Your assignment
In the court opinion below, on what two grounds did Touche demur to St. Paul's petition?

St. Paul Fire & Marine Insurance v. Touche Ross & Co.

507 N.W.2d 275, 244 Neb. 408, 1993 Neb. LEXIS 250
CourtNebraska Supreme Court
DecidedOctober 29, 1993
DocketS-91-258
StatusPublished
Cited by59 cases

This text of 507 N.W.2d 275 (St. Paul Fire & Marine Insurance v. Touche Ross & Co.) is published on Counsel Stack Legal Research, covering Nebraska Supreme Court primary law. Counsel Stack provides free access to over 12 million legal documents including statutes, case law, regulations, and constitutions.

Bluebook
St. Paul Fire & Marine Insurance v. Touche Ross & Co., 507 N.W.2d 275, 244 Neb. 408, 1993 Neb. LEXIS 250 (Neb. 1993).

Opinion

Caporale, J.

I. STATEMENT OF CASE

The defendants-appellees, Touche Ross & Company, now known as Deloitte & Touche, and Deloitte & Touche, hereinafter collectively referred to as Touche, successfully demurred to the operative petition filed against it by the plaintiff-appellant, St. Paul Fire & Marine Insurance Company, on the grounds that no cause of action had been stated and, further, that any cause of action which might have existed is time-barred. Following St. Paul’s refusal to amend, the district court dismissed the lawsuit. St. Paul asserts, in summary, that in so ruling, the district court erroneously found (1) that the operative petition failed to plead facts imposing upon Touche a duty to exercise due care toward St. Paul and (2) that St. Paul had not seasonably pled fraud as a basis of recovery. We affirm in part, and in part reverse and remand for *410 further proceedings.

II. SCOPE OF REVIEW

The scope of our review is established by the rule that in considering a demurrer to a petition, a court must assume that the pleaded facts, as distinguished from any pleaded legal conclusions, are true as alleged and must give the petition the benefit of any reasonable inference arising from the facts alleged, but cannot assume the existence of a fact not alleged, make factual findings to aid the pleading, or consider evidence which might be adduced at trial. See, Gallion v. Woytassek, ante p. 15, 504 N.W.2d 76 (1993); Hamilton v. City of Omaha, 243 Neb. 253, 498 N.W.2d 555 (1993); LaPan v. Myers, 241 Neb. 790, 491 N.W.2d 46 (1992).

The foregoing standard of review is implemented through a series of other rules, beginning with the prescript that a narrative of the events, acts, and things done or omitted which show a legal liability of the defendant to the plaintiff constitutes a statement of facts sufficient to state a cause of action. See, Gallion v. Woytassek, supra; Hamilton v. City of Omaha, supra; Gerken v. Hawkins Constr. Co., 243 Neb. 157, 498 N.W.2d 97 (1993).

Raw data
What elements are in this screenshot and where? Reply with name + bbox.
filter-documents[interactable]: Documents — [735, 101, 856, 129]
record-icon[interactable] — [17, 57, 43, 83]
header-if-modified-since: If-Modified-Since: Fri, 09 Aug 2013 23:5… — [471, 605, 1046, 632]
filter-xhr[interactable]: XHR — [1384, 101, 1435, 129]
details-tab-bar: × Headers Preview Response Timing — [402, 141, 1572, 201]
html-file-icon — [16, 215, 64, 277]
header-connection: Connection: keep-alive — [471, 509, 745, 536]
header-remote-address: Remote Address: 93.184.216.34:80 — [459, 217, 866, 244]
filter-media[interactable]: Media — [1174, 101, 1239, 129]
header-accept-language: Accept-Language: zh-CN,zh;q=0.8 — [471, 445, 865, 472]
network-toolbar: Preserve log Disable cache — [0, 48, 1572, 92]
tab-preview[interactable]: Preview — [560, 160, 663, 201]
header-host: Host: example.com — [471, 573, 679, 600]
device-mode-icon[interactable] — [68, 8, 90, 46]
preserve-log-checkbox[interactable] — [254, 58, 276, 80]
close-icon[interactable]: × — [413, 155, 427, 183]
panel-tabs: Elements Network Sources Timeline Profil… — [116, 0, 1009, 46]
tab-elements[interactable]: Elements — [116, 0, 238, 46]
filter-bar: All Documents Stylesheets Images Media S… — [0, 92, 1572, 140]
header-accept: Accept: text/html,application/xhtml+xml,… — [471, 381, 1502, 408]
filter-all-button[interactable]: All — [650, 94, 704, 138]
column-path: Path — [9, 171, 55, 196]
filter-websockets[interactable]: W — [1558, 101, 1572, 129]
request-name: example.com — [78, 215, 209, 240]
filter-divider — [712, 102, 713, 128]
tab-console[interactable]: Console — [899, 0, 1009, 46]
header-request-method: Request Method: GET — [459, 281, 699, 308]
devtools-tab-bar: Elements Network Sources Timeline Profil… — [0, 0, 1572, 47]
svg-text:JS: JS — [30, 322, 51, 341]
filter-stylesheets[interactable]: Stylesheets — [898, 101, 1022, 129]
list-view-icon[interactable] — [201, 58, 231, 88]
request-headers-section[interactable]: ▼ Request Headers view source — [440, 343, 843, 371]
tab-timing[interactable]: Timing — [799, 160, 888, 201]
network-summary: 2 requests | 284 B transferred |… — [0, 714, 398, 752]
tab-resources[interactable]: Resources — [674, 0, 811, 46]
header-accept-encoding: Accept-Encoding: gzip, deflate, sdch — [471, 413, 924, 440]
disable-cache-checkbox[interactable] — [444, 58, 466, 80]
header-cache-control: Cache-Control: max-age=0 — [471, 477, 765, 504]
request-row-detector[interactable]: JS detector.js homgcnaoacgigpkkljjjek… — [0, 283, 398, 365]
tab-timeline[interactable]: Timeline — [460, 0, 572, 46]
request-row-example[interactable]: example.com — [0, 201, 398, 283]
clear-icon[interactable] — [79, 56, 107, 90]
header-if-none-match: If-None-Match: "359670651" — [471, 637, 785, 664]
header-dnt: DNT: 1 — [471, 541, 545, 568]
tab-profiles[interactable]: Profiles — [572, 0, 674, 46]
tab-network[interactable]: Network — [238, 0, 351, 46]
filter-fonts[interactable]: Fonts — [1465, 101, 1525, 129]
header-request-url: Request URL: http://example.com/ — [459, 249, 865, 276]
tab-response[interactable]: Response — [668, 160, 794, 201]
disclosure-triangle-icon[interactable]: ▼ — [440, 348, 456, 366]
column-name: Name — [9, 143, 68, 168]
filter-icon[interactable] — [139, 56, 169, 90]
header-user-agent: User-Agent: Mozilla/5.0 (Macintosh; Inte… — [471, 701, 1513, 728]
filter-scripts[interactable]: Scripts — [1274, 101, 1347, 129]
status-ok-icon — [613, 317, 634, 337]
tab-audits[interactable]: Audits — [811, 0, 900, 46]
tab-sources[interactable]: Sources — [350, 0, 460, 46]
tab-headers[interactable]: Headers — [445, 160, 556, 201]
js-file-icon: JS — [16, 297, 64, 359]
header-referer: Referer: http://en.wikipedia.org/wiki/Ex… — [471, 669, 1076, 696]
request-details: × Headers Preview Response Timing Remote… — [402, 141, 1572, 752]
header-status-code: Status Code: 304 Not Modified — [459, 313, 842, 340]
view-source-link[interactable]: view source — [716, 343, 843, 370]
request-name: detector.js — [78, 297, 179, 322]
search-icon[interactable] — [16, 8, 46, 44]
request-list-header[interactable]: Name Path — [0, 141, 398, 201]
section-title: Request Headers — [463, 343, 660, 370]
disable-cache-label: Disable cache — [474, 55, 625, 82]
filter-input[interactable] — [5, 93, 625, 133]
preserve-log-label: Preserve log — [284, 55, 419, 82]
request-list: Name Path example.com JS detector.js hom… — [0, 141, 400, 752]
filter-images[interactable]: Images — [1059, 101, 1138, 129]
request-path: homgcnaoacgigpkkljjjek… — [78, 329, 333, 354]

Solution to the problem
That no cause of action had been stated and that any cause of action that might have existed is time-barred.